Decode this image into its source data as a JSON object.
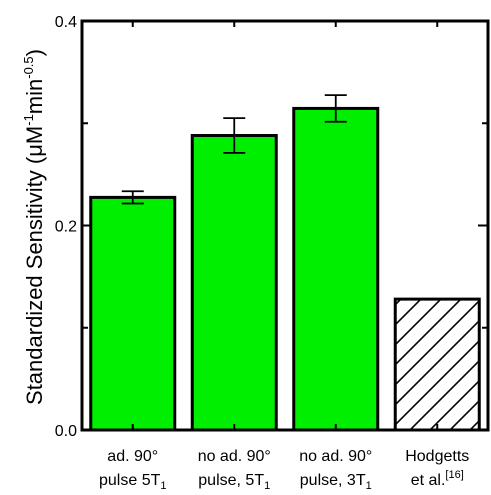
{
  "chart_data": {
    "type": "bar",
    "ylabel": "Standardized Sensitivity (μM",
    "ylabel_parts": {
      "text1": "Standardized Sensitivity (μM",
      "sup1": "-1",
      "text2": "min",
      "sup2": "-0.5",
      "text3": ")"
    },
    "ylim": [
      0.0,
      0.4
    ],
    "yticks": [
      {
        "value": 0.0,
        "label": "0.0"
      },
      {
        "value": 0.2,
        "label": "0.2"
      },
      {
        "value": 0.4,
        "label": "0.4"
      }
    ],
    "y_minor_ticks": [
      0.1,
      0.3
    ],
    "categories": [
      {
        "line1": "ad. 90°",
        "line2": "pulse 5T",
        "sub": "1",
        "sup": ""
      },
      {
        "line1": "no ad. 90°",
        "line2": "pulse, 5T",
        "sub": "1",
        "sup": ""
      },
      {
        "line1": "no ad. 90°",
        "line2": "pulse, 3T",
        "sub": "1",
        "sup": ""
      },
      {
        "line1": "Hodgetts",
        "line2": "et al.",
        "sub": "",
        "sup": "[16]"
      }
    ],
    "values": [
      0.2275,
      0.288,
      0.3145,
      0.128
    ],
    "errors": [
      0.006,
      0.017,
      0.013,
      null
    ],
    "fills": [
      "solid",
      "solid",
      "solid",
      "hatched"
    ],
    "grid": false,
    "legend": "none"
  },
  "colors": {
    "bar_fill": "#00ee00",
    "hatched_fill": "#ffffff",
    "stroke": "#000000"
  }
}
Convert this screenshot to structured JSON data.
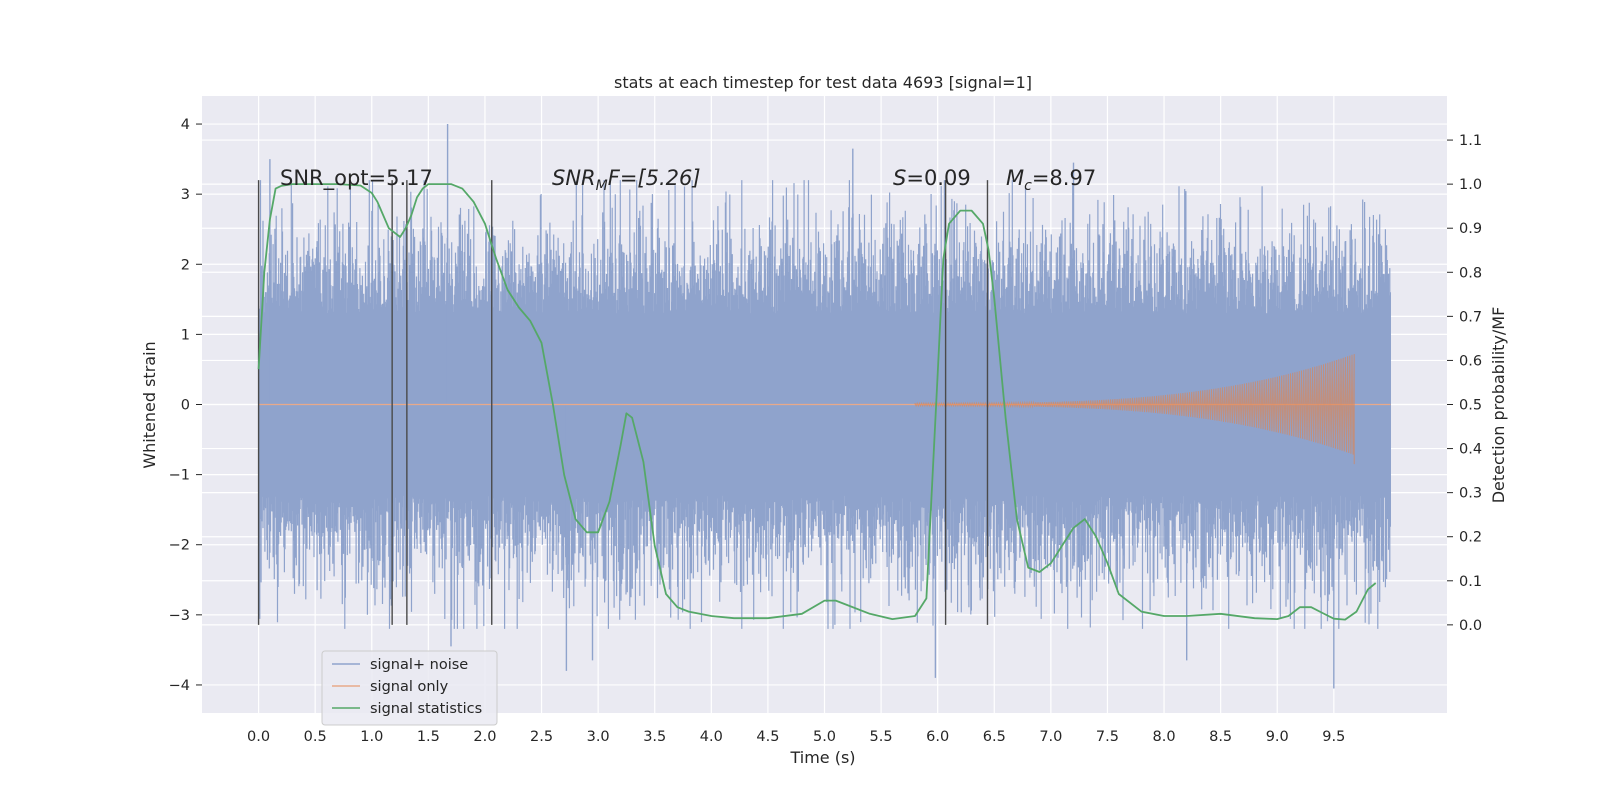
{
  "chart_data": {
    "type": "line",
    "title": "stats at each timestep for test data 4693 [signal=1]",
    "xlabel": "Time (s)",
    "ylabel_left": "Whitened strain",
    "ylabel_right": "Detection probability/MF",
    "xlim": [
      -0.5,
      10.5
    ],
    "ylim_left": [
      -4.4,
      4.4
    ],
    "ylim_right": [
      -0.2,
      1.2
    ],
    "grid": true,
    "legend_position": "lower-left",
    "xticks": [
      "0.0",
      "0.5",
      "1.0",
      "1.5",
      "2.0",
      "2.5",
      "3.0",
      "3.5",
      "4.0",
      "4.5",
      "5.0",
      "5.5",
      "6.0",
      "6.5",
      "7.0",
      "7.5",
      "8.0",
      "8.5",
      "9.0",
      "9.5"
    ],
    "yticks_left": [
      "4",
      "3",
      "2",
      "1",
      "0",
      "−1",
      "−2",
      "−3",
      "−4"
    ],
    "yticks_right": [
      "1.1",
      "1.0",
      "0.9",
      "0.8",
      "0.7",
      "0.6",
      "0.5",
      "0.4",
      "0.3",
      "0.2",
      "0.1",
      "0.0"
    ],
    "annotations": {
      "snr_opt": "SNR_opt=5.17",
      "snr_mf_main": "SNR",
      "snr_mf_sub": "M",
      "snr_mf_rest": "F=[5.26]",
      "s_main": "S",
      "s_rest": "=0.09",
      "mc_main": "M",
      "mc_sub": "c",
      "mc_rest": "=8.97"
    },
    "vertical_markers_s": [
      0.0,
      1.18,
      1.31,
      2.06,
      6.07,
      6.44
    ],
    "series": [
      {
        "name": "signal+ noise",
        "color": "#8fa3cc",
        "t_range": [
          0.0,
          10.0
        ],
        "envelope_typical": [
          -1.3,
          1.3
        ],
        "peaks_approx": [
          {
            "t": 1.67,
            "y": 4.0
          },
          {
            "t": 0.1,
            "y": 3.5
          },
          {
            "t": 5.25,
            "y": 3.65
          },
          {
            "t": 7.2,
            "y": 3.45
          },
          {
            "t": 2.72,
            "y": -3.8
          },
          {
            "t": 2.95,
            "y": -3.65
          },
          {
            "t": 5.98,
            "y": -3.9
          },
          {
            "t": 9.5,
            "y": -4.05
          },
          {
            "t": 8.2,
            "y": -3.65
          },
          {
            "t": 1.7,
            "y": -3.45
          }
        ]
      },
      {
        "name": "signal only",
        "color": "#dd8452",
        "t_range": [
          0.0,
          9.68
        ],
        "peak_amplitude": 0.7
      },
      {
        "name": "signal statistics",
        "color": "#55a868",
        "axis": "right",
        "x": [
          0.0,
          0.05,
          0.1,
          0.15,
          0.2,
          0.3,
          0.5,
          0.7,
          0.9,
          1.0,
          1.05,
          1.1,
          1.15,
          1.2,
          1.25,
          1.3,
          1.35,
          1.4,
          1.45,
          1.5,
          1.6,
          1.7,
          1.8,
          1.9,
          2.0,
          2.05,
          2.1,
          2.2,
          2.3,
          2.4,
          2.5,
          2.6,
          2.7,
          2.8,
          2.9,
          3.0,
          3.1,
          3.2,
          3.25,
          3.3,
          3.4,
          3.5,
          3.6,
          3.7,
          3.8,
          4.0,
          4.2,
          4.5,
          4.8,
          5.0,
          5.1,
          5.2,
          5.4,
          5.6,
          5.8,
          5.9,
          6.0,
          6.05,
          6.1,
          6.2,
          6.3,
          6.4,
          6.45,
          6.5,
          6.6,
          6.7,
          6.8,
          6.9,
          7.0,
          7.1,
          7.2,
          7.3,
          7.4,
          7.5,
          7.6,
          7.8,
          8.0,
          8.2,
          8.5,
          8.8,
          9.0,
          9.1,
          9.2,
          9.3,
          9.4,
          9.5,
          9.6,
          9.7,
          9.8,
          9.87
        ],
        "y": [
          0.58,
          0.8,
          0.92,
          0.99,
          0.996,
          1.0,
          1.0,
          1.0,
          0.997,
          0.98,
          0.96,
          0.93,
          0.9,
          0.89,
          0.88,
          0.9,
          0.93,
          0.97,
          0.99,
          1.0,
          1.0,
          1.0,
          0.99,
          0.96,
          0.91,
          0.87,
          0.83,
          0.76,
          0.72,
          0.69,
          0.64,
          0.5,
          0.34,
          0.24,
          0.21,
          0.21,
          0.28,
          0.41,
          0.48,
          0.47,
          0.37,
          0.18,
          0.07,
          0.04,
          0.03,
          0.02,
          0.015,
          0.015,
          0.025,
          0.055,
          0.055,
          0.045,
          0.025,
          0.013,
          0.02,
          0.06,
          0.57,
          0.83,
          0.91,
          0.94,
          0.94,
          0.91,
          0.85,
          0.74,
          0.47,
          0.24,
          0.13,
          0.12,
          0.14,
          0.18,
          0.22,
          0.24,
          0.2,
          0.14,
          0.07,
          0.03,
          0.02,
          0.02,
          0.025,
          0.015,
          0.013,
          0.02,
          0.04,
          0.04,
          0.027,
          0.014,
          0.012,
          0.03,
          0.08,
          0.095
        ]
      }
    ]
  }
}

• **Exercise prompt**
Skip the images and write out the rest of the listing exactly.

• **Finished exercise**
Decode this image into its source data as a JSON object.
{
  "chart_data": {
    "type": "bar",
    "ylabel": "Standardized Sensitivity (μM",
    "ylabel_parts": {
      "text1": "Standardized Sensitivity (μM",
      "sup1": "-1",
      "text2": "min",
      "sup2": "-0.5",
      "text3": ")"
    },
    "ylim": [
      0.0,
      0.4
    ],
    "yticks": [
      {
        "value": 0.0,
        "label": "0.0"
      },
      {
        "value": 0.2,
        "label": "0.2"
      },
      {
        "value": 0.4,
        "label": "0.4"
      }
    ],
    "y_minor_ticks": [
      0.1,
      0.3
    ],
    "categories": [
      {
        "line1": "ad. 90°",
        "line2": "pulse 5T",
        "sub": "1",
        "sup": ""
      },
      {
        "line1": "no ad. 90°",
        "line2": "pulse, 5T",
        "sub": "1",
        "sup": ""
      },
      {
        "line1": "no ad. 90°",
        "line2": "pulse, 3T",
        "sub": "1",
        "sup": ""
      },
      {
        "line1": "Hodgetts",
        "line2": "et al.",
        "sub": "",
        "sup": "[16]"
      }
    ],
    "values": [
      0.2275,
      0.288,
      0.3145,
      0.128
    ],
    "errors": [
      0.006,
      0.017,
      0.013,
      null
    ],
    "fills": [
      "solid",
      "solid",
      "solid",
      "hatched"
    ],
    "grid": false,
    "legend": "none"
  },
  "colors": {
    "bar_fill": "#00ee00",
    "hatched_fill": "#ffffff",
    "stroke": "#000000"
  }
}
Convert this screenshot to structured JSON data.
{
  "chart_data": {
    "type": "line",
    "title": "stats at each timestep for test data 4693 [signal=1]",
    "xlabel": "Time (s)",
    "ylabel_left": "Whitened strain",
    "ylabel_right": "Detection probability/MF",
    "xlim": [
      -0.5,
      10.5
    ],
    "ylim_left": [
      -4.4,
      4.4
    ],
    "ylim_right": [
      -0.2,
      1.2
    ],
    "grid": true,
    "legend_position": "lower-left",
    "xticks": [
      "0.0",
      "0.5",
      "1.0",
      "1.5",
      "2.0",
      "2.5",
      "3.0",
      "3.5",
      "4.0",
      "4.5",
      "5.0",
      "5.5",
      "6.0",
      "6.5",
      "7.0",
      "7.5",
      "8.0",
      "8.5",
      "9.0",
      "9.5"
    ],
    "yticks_left": [
      "4",
      "3",
      "2",
      "1",
      "0",
      "−1",
      "−2",
      "−3",
      "−4"
    ],
    "yticks_right": [
      "1.1",
      "1.0",
      "0.9",
      "0.8",
      "0.7",
      "0.6",
      "0.5",
      "0.4",
      "0.3",
      "0.2",
      "0.1",
      "0.0"
    ],
    "annotations": {
      "snr_opt": "SNR_opt=5.17",
      "snr_mf_main": "SNR",
      "snr_mf_sub": "M",
      "snr_mf_rest": "F=[5.26]",
      "s_main": "S",
      "s_rest": "=0.09",
      "mc_main": "M",
      "mc_sub": "c",
      "mc_rest": "=8.97"
    },
    "vertical_markers_s": [
      0.0,
      1.18,
      1.31,
      2.06,
      6.07,
      6.44
    ],
    "series": [
      {
        "name": "signal+ noise",
        "color": "#8fa3cc",
        "t_range": [
          0.0,
          10.0
        ],
        "envelope_typical": [
          -1.3,
          1.3
        ],
        "peaks_approx": [
          {
            "t": 1.67,
            "y": 4.0
          },
          {
            "t": 0.1,
            "y": 3.5
          },
          {
            "t": 5.25,
            "y": 3.65
          },
          {
            "t": 7.2,
            "y": 3.45
          },
          {
            "t": 2.72,
            "y": -3.8
          },
          {
            "t": 2.95,
            "y": -3.65
          },
          {
            "t": 5.98,
            "y": -3.9
          },
          {
            "t": 9.5,
            "y": -4.05
          },
          {
            "t": 8.2,
            "y": -3.65
          },
          {
            "t": 1.7,
            "y": -3.45
          }
        ]
      },
      {
        "name": "signal only",
        "color": "#dd8452",
        "t_range": [
          0.0,
          9.68
        ],
        "peak_amplitude": 0.7
      },
      {
        "name": "signal statistics",
        "color": "#55a868",
        "axis": "right",
        "x": [
          0.0,
          0.05,
          0.1,
          0.15,
          0.2,
          0.3,
          0.5,
          0.7,
          0.9,
          1.0,
          1.05,
          1.1,
          1.15,
          1.2,
          1.25,
          1.3,
          1.35,
          1.4,
          1.45,
          1.5,
          1.6,
          1.7,
          1.8,
          1.9,
          2.0,
          2.05,
          2.1,
          2.2,
          2.3,
          2.4,
          2.5,
          2.6,
          2.7,
          2.8,
          2.9,
          3.0,
          3.1,
          3.2,
          3.25,
          3.3,
          3.4,
          3.5,
          3.6,
          3.7,
          3.8,
          4.0,
          4.2,
          4.5,
          4.8,
          5.0,
          5.1,
          5.2,
          5.4,
          5.6,
          5.8,
          5.9,
          6.0,
          6.05,
          6.1,
          6.2,
          6.3,
          6.4,
          6.45,
          6.5,
          6.6,
          6.7,
          6.8,
          6.9,
          7.0,
          7.1,
          7.2,
          7.3,
          7.4,
          7.5,
          7.6,
          7.8,
          8.0,
          8.2,
          8.5,
          8.8,
          9.0,
          9.1,
          9.2,
          9.3,
          9.4,
          9.5,
          9.6,
          9.7,
          9.8,
          9.87
        ],
        "y": [
          0.58,
          0.8,
          0.92,
          0.99,
          0.996,
          1.0,
          1.0,
          1.0,
          0.997,
          0.98,
          0.96,
          0.93,
          0.9,
          0.89,
          0.88,
          0.9,
          0.93,
          0.97,
          0.99,
          1.0,
          1.0,
          1.0,
          0.99,
          0.96,
          0.91,
          0.87,
          0.83,
          0.76,
          0.72,
          0.69,
          0.64,
          0.5,
          0.34,
          0.24,
          0.21,
          0.21,
          0.28,
          0.41,
          0.48,
          0.47,
          0.37,
          0.18,
          0.07,
          0.04,
          0.03,
          0.02,
          0.015,
          0.015,
          0.025,
          0.055,
          0.055,
          0.045,
          0.025,
          0.013,
          0.02,
          0.06,
          0.57,
          0.83,
          0.91,
          0.94,
          0.94,
          0.91,
          0.85,
          0.74,
          0.47,
          0.24,
          0.13,
          0.12,
          0.14,
          0.18,
          0.22,
          0.24,
          0.2,
          0.14,
          0.07,
          0.03,
          0.02,
          0.02,
          0.025,
          0.015,
          0.013,
          0.02,
          0.04,
          0.04,
          0.027,
          0.014,
          0.012,
          0.03,
          0.08,
          0.095
        ]
      }
    ]
  }
}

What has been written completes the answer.